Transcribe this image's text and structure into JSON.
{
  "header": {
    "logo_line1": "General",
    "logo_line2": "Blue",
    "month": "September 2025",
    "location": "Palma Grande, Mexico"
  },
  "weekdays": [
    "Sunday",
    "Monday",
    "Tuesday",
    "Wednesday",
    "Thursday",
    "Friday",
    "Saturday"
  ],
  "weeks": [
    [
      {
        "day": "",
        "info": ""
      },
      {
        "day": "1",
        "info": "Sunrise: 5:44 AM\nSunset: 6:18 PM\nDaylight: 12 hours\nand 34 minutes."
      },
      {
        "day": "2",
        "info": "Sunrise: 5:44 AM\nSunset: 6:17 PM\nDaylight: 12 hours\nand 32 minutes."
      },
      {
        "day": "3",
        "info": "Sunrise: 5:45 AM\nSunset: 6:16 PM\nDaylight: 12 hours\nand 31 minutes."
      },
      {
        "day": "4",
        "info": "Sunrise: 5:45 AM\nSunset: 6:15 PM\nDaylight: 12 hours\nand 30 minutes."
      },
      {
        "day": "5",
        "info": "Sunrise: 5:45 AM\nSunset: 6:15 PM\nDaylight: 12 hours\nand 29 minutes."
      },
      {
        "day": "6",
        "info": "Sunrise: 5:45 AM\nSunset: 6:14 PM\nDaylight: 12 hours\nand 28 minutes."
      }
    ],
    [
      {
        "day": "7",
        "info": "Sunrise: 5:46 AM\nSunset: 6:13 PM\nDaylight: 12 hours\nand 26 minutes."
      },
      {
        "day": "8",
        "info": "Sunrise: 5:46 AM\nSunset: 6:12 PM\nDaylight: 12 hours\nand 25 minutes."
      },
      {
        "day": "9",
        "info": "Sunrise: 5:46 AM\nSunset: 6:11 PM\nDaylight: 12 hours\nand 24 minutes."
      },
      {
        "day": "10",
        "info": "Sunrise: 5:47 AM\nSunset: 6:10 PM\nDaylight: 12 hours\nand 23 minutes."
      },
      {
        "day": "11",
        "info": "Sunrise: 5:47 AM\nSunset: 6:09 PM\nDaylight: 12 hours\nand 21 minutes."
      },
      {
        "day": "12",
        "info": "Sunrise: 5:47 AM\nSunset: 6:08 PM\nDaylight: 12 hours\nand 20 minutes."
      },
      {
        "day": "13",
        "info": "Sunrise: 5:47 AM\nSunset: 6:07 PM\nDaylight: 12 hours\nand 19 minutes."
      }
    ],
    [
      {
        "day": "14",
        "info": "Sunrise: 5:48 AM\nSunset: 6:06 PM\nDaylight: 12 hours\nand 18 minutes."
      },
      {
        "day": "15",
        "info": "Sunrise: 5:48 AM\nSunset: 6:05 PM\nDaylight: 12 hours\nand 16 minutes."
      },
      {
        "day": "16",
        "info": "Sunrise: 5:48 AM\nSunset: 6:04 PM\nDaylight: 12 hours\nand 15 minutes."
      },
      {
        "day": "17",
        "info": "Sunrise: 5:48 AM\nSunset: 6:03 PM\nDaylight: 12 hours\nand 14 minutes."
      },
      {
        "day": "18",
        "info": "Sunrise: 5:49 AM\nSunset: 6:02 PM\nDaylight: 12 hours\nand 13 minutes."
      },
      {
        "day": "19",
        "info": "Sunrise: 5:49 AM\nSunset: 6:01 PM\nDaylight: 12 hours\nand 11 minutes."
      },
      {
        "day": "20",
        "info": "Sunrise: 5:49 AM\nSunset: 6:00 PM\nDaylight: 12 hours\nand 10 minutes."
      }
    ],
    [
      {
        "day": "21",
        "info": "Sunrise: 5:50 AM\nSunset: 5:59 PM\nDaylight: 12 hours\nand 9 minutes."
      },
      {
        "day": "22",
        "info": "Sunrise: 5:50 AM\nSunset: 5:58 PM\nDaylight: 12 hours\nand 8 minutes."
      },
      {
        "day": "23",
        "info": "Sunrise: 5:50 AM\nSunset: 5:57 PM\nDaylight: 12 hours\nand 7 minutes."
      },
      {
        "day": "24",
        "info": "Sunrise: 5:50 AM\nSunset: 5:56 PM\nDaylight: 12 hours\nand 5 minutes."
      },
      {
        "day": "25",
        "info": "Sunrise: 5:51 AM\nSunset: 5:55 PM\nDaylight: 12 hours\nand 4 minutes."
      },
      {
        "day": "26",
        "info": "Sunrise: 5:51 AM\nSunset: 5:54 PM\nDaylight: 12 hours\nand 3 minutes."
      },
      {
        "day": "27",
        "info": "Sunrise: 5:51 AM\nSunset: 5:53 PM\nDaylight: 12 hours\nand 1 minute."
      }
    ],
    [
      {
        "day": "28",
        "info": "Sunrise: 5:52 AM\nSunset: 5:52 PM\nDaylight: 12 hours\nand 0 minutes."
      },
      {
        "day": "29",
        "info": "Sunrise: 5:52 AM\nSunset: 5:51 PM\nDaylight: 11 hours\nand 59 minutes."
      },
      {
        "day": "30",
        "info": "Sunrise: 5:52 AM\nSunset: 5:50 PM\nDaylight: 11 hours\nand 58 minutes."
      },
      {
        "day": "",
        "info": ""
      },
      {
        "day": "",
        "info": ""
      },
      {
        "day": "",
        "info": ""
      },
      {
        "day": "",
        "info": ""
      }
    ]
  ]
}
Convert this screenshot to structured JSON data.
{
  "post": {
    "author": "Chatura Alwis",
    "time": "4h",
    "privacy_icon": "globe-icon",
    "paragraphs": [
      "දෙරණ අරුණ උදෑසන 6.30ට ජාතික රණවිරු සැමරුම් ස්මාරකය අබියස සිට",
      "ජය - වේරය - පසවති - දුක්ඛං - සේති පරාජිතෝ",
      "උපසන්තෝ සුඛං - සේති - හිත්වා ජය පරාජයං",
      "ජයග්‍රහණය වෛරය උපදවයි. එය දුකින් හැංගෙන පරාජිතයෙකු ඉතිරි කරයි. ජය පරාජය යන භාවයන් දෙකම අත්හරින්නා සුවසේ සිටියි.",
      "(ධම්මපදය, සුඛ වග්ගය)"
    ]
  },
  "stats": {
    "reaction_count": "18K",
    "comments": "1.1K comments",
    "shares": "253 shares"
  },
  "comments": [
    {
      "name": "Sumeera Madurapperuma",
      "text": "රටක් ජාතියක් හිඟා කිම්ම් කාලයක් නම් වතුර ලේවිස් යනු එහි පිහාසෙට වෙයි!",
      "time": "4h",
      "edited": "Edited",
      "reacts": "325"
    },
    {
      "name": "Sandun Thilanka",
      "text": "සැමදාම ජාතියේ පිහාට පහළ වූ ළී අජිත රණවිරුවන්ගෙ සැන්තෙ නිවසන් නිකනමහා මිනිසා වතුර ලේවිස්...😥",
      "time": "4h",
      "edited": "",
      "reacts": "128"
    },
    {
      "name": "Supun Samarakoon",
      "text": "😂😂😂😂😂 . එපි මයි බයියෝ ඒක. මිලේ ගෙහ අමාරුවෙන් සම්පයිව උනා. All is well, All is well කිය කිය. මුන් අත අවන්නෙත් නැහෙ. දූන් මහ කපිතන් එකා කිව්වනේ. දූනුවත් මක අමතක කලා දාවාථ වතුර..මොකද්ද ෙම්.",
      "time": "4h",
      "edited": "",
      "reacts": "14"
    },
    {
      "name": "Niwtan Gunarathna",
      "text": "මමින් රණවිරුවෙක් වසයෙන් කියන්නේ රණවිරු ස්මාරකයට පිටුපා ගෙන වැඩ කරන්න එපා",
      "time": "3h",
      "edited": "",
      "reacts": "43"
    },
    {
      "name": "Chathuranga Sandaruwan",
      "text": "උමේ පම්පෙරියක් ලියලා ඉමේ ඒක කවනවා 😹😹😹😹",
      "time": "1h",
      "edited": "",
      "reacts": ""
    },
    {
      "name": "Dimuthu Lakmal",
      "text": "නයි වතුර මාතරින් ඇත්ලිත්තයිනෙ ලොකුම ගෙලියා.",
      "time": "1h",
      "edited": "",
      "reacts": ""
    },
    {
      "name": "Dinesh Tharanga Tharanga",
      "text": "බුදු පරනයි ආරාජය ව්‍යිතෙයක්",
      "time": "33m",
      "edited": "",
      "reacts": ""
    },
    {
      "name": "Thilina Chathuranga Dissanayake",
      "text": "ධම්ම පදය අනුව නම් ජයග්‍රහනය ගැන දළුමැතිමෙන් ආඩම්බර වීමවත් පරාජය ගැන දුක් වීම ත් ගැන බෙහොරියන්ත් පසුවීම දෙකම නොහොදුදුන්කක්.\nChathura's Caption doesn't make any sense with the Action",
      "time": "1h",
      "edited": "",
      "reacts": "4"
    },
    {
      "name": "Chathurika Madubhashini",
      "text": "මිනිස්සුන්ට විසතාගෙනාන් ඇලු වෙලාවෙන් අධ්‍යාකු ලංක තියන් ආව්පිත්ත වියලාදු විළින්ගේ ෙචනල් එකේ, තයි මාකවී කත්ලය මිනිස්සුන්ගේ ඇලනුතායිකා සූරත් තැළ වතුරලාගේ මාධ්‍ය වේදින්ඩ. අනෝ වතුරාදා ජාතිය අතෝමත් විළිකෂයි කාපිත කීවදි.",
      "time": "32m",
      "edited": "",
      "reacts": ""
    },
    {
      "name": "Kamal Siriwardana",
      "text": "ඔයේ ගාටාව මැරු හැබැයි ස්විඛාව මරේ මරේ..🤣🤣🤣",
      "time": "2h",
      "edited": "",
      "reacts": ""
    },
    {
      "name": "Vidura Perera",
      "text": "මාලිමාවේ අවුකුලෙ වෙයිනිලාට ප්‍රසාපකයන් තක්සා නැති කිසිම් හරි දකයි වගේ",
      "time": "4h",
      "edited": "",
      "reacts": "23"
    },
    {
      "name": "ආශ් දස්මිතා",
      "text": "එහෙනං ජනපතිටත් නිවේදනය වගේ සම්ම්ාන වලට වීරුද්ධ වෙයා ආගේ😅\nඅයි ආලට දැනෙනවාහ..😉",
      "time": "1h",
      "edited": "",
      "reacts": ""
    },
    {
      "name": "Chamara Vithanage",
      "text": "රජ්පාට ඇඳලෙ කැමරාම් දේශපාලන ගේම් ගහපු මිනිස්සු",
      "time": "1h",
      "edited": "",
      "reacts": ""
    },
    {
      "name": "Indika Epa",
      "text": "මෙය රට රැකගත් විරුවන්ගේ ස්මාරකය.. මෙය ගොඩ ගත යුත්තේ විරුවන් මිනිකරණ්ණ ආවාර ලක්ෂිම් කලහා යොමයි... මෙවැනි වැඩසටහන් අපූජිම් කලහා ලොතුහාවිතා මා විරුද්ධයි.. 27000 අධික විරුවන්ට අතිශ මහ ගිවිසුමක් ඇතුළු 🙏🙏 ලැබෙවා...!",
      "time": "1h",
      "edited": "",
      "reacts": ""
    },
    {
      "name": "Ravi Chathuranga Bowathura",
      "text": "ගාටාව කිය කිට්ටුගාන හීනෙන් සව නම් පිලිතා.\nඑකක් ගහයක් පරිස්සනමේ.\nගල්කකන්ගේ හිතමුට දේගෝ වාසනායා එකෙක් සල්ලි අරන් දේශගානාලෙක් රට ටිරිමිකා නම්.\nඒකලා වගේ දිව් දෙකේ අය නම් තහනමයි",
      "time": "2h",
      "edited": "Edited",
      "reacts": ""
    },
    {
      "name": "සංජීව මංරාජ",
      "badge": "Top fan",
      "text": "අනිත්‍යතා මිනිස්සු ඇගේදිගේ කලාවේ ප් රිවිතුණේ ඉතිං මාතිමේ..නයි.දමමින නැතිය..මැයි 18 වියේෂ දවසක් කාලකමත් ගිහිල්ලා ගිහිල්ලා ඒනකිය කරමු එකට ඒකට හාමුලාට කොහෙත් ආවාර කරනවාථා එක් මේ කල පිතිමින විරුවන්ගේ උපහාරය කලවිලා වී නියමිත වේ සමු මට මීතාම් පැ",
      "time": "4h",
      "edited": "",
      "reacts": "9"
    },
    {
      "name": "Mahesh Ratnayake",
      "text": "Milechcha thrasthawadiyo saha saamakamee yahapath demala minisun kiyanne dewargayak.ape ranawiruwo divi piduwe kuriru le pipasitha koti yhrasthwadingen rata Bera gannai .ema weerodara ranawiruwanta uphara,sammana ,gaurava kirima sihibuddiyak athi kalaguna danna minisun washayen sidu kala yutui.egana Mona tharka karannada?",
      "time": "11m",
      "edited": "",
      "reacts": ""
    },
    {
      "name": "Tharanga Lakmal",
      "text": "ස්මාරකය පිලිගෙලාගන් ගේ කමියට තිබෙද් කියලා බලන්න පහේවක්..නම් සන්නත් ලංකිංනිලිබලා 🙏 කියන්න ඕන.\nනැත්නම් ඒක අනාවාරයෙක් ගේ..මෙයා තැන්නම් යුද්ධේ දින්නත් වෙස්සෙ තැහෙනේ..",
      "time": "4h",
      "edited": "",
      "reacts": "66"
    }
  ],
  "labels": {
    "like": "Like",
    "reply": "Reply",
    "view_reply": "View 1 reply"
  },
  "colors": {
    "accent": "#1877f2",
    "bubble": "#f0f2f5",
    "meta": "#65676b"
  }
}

Exercise aim:
Extract each line holding the string "Tharanga".

Final result:
      "name": "Dinesh Tharanga Tharanga",
      "name": "Tharanga Lakmal",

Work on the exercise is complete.